:: Problem statement ::
Every line with the string "campanhas" should be gathered.

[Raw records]
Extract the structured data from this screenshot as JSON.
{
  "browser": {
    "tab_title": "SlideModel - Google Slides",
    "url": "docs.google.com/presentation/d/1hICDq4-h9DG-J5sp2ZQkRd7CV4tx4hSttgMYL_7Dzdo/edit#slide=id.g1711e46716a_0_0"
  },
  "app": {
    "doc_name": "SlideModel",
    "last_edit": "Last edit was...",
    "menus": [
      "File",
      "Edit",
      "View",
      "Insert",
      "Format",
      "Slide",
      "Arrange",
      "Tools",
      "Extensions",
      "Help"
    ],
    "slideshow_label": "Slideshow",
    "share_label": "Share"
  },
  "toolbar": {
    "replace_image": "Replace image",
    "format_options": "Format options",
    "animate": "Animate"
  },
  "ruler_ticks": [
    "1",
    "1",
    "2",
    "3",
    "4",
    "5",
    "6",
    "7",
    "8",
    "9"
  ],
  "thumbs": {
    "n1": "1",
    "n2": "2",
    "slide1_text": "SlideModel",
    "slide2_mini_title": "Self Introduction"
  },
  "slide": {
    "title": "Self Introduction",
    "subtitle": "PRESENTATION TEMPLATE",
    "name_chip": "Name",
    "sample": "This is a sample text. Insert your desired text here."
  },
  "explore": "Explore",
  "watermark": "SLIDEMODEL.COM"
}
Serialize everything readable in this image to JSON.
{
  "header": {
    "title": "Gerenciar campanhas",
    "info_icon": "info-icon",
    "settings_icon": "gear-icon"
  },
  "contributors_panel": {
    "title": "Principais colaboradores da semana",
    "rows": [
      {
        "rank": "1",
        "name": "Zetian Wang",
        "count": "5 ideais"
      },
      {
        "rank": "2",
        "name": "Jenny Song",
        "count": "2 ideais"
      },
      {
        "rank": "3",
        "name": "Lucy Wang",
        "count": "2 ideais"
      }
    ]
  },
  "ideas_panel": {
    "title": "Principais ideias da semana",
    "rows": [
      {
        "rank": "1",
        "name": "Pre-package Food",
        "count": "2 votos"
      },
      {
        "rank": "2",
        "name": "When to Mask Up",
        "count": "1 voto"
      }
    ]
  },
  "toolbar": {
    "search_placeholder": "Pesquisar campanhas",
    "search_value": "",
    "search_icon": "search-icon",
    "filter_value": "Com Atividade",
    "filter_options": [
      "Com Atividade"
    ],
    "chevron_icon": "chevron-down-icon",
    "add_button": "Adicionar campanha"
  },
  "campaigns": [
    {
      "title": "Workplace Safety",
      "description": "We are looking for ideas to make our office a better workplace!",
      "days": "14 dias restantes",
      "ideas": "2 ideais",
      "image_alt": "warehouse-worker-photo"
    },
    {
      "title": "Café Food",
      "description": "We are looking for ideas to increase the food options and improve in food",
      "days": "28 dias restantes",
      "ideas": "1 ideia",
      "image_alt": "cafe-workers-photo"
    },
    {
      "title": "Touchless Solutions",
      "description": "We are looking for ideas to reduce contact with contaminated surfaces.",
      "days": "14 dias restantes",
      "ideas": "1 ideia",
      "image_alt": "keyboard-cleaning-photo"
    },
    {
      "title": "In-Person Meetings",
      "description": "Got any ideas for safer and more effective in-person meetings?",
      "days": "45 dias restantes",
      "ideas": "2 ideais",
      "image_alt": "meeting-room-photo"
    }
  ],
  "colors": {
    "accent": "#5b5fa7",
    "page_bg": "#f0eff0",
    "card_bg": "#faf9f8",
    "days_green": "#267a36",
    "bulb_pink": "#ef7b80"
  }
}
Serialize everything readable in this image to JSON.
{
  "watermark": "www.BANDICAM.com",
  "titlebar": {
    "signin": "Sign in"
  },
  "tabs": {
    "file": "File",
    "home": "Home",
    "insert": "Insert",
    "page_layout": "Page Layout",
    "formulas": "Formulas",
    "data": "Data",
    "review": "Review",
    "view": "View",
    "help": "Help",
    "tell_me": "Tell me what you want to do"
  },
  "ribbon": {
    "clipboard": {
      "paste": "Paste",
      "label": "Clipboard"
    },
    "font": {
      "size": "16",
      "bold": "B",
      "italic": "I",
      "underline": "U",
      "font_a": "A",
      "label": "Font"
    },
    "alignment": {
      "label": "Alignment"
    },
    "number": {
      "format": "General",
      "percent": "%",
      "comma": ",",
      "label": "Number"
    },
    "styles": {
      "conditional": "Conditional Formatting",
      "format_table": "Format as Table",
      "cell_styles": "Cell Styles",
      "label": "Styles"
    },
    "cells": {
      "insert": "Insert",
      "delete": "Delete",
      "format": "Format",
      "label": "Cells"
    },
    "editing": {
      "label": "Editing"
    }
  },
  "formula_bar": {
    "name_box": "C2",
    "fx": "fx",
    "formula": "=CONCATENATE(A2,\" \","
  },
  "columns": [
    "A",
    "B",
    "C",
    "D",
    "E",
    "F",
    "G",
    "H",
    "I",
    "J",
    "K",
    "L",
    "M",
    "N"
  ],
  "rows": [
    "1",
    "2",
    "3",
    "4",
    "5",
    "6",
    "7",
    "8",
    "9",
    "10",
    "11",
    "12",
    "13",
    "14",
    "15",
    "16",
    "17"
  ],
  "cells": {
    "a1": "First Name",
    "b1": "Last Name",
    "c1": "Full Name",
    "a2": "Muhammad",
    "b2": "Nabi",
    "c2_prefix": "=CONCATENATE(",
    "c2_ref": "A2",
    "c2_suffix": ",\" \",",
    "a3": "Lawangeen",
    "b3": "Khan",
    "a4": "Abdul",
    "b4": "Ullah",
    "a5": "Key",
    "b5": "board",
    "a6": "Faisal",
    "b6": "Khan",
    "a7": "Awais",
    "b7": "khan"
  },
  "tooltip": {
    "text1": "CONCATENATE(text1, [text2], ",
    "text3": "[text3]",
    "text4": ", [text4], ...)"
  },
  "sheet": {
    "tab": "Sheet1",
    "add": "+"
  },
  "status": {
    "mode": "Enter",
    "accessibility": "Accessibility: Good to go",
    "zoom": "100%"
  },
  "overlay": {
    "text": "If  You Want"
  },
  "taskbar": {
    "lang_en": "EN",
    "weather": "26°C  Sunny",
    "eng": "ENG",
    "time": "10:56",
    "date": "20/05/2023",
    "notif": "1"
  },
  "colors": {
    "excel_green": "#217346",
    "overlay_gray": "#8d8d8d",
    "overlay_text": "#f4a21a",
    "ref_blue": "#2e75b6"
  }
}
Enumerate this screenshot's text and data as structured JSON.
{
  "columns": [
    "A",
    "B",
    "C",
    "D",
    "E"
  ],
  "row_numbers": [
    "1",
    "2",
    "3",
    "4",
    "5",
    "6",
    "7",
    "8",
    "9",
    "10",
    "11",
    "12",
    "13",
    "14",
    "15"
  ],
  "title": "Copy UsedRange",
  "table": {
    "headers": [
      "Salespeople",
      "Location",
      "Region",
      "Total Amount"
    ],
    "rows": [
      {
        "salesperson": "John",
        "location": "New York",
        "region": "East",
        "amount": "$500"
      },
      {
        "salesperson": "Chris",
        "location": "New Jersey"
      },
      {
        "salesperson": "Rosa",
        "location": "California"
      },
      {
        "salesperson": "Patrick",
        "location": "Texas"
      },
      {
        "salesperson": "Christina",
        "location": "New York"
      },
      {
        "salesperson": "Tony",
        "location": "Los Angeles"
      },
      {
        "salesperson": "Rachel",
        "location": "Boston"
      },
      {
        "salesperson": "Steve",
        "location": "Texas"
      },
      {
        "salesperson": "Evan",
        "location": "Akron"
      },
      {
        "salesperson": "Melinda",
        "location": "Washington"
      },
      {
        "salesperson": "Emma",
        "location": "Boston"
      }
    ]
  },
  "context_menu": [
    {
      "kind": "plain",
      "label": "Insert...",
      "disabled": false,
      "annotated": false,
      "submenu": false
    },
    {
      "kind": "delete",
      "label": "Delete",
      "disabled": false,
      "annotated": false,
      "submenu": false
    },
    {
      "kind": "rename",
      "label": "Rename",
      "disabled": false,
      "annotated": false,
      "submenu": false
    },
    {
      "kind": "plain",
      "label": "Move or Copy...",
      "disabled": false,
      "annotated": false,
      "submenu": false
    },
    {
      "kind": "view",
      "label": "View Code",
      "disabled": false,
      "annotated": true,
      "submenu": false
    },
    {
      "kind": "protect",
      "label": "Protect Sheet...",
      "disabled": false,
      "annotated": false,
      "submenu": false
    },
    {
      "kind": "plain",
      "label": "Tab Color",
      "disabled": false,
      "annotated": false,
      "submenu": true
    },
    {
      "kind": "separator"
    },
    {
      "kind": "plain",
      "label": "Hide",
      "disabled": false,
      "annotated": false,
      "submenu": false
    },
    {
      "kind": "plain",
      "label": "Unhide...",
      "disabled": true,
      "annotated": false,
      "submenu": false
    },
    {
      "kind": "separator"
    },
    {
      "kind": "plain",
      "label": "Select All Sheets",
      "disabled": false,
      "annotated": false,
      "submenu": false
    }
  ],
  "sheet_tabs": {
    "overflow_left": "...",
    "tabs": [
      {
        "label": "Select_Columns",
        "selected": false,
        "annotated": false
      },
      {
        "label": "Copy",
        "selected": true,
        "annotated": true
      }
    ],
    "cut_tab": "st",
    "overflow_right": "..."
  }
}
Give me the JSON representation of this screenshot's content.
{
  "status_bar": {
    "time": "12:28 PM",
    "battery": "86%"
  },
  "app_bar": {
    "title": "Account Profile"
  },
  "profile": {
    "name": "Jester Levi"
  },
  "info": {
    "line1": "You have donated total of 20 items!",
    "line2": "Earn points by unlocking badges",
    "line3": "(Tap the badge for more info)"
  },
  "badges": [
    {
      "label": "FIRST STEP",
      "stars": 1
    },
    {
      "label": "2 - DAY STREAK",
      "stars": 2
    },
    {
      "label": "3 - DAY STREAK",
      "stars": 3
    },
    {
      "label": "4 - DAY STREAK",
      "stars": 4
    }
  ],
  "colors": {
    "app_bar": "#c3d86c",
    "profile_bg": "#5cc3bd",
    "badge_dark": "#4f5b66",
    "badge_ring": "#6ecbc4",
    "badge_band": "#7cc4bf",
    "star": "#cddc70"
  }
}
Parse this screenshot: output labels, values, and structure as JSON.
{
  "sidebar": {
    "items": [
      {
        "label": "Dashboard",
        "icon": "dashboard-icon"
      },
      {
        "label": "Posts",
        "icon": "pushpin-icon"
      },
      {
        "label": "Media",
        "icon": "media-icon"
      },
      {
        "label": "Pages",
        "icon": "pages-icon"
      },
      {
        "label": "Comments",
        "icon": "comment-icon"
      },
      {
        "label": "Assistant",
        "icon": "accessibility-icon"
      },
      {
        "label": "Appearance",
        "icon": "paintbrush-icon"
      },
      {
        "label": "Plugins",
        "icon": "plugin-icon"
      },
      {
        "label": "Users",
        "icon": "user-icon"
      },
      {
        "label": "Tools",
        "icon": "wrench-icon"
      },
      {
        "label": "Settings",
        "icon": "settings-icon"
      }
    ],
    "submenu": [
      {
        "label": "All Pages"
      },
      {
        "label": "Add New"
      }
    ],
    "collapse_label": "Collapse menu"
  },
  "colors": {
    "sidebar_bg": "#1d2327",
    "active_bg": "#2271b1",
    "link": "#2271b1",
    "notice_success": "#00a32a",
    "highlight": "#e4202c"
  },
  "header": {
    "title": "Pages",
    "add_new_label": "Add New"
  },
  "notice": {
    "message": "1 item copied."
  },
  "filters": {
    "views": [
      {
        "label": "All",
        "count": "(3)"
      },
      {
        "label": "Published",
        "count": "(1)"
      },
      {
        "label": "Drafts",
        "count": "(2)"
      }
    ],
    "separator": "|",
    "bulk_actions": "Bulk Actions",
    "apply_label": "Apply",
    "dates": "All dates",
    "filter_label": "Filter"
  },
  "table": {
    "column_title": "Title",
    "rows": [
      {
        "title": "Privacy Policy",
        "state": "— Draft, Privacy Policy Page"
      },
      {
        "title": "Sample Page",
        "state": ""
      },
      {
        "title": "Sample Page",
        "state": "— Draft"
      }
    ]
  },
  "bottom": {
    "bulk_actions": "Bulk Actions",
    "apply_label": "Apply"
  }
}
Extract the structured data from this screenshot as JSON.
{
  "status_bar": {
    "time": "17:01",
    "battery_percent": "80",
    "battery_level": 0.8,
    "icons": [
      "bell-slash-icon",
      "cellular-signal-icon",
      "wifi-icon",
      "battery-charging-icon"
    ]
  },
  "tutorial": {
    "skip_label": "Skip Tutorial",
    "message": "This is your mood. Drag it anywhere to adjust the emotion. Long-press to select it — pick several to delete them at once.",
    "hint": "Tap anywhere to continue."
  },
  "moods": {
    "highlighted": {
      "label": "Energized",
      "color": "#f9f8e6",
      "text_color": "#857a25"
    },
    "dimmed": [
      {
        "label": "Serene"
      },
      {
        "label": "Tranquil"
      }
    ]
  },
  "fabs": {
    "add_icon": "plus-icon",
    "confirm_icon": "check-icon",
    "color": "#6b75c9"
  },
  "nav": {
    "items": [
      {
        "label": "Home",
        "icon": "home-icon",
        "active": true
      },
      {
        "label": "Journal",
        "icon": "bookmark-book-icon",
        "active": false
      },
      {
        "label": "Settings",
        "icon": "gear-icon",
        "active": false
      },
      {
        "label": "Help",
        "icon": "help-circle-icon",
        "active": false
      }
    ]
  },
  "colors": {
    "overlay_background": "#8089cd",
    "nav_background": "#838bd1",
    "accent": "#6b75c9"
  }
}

:: Solution for this exercise ::
    "title": "Gerenciar campanhas",
    "search_placeholder": "Pesquisar campanhas",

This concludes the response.